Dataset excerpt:
** BEGIN **
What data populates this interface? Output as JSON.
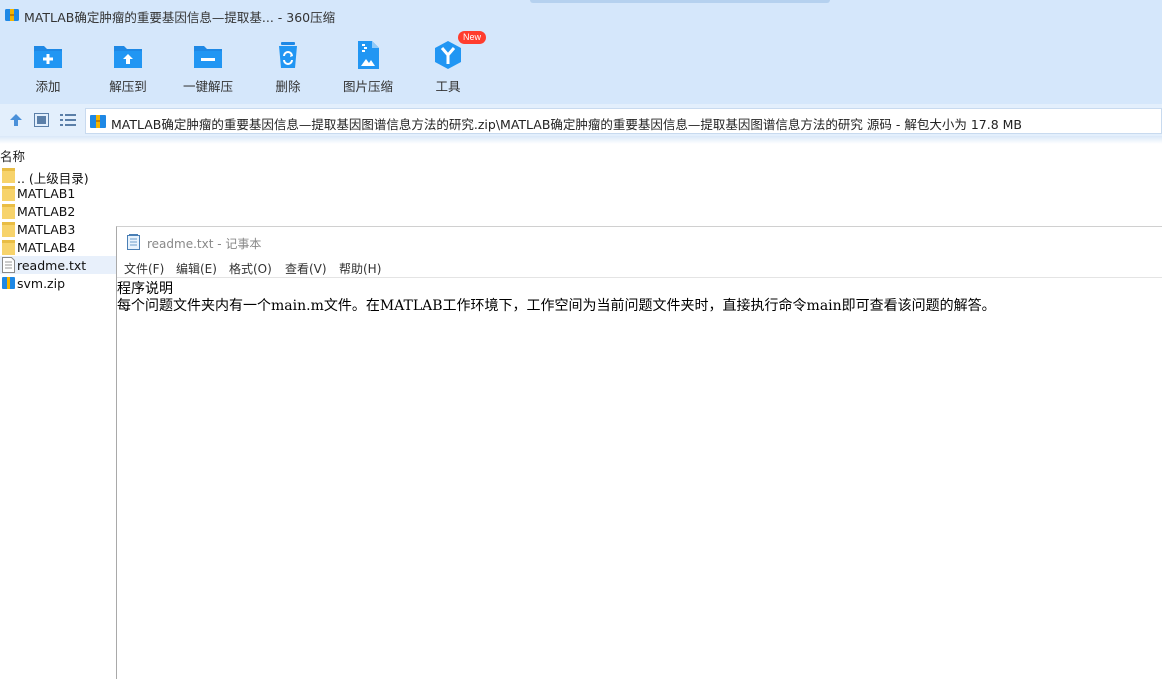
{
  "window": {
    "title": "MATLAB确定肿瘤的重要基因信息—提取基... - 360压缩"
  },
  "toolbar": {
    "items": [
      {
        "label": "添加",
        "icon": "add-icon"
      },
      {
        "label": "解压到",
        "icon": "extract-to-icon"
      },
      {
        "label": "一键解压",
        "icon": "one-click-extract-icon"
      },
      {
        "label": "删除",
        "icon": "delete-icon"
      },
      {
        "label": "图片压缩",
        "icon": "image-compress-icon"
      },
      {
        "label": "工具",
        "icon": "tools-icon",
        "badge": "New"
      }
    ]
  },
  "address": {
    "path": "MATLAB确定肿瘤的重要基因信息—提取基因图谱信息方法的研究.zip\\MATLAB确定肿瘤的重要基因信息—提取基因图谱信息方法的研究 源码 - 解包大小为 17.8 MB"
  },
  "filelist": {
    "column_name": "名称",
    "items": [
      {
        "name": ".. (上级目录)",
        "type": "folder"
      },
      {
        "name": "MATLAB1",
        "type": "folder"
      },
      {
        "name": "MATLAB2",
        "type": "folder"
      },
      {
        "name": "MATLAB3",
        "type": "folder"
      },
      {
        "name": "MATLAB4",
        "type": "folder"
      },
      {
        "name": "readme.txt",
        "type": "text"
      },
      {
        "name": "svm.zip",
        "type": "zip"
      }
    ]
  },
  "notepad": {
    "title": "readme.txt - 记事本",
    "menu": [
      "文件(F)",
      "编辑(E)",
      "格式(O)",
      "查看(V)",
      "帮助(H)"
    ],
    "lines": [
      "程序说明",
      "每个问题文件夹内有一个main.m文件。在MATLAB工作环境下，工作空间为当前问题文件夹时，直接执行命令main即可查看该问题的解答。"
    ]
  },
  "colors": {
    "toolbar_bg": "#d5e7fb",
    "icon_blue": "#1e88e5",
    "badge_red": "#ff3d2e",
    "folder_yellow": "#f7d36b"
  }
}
** END **
** BEGIN **
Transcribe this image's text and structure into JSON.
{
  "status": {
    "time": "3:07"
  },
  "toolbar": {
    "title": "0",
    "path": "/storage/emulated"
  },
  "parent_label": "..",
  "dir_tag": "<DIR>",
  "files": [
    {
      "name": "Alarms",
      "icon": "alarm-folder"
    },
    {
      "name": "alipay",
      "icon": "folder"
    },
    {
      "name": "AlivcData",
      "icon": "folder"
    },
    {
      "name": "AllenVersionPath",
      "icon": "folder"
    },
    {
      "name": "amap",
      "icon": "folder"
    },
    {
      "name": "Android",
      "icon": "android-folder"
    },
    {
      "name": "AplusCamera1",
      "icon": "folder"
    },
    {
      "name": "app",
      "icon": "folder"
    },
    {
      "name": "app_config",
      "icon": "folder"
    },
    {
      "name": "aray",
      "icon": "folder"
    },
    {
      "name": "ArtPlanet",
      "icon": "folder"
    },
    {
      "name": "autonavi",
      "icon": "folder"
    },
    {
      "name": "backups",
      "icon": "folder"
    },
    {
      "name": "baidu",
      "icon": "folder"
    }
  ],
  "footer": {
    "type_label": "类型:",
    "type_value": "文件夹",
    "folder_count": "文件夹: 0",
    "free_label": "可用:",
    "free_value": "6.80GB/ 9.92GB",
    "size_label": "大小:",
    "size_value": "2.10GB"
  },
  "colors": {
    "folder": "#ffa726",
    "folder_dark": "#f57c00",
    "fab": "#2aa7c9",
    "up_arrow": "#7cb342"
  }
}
** END **
Take every line above carrying "extract" and return it.

        "icon": "extract-to-icon"
        "icon": "one-click-extract-icon"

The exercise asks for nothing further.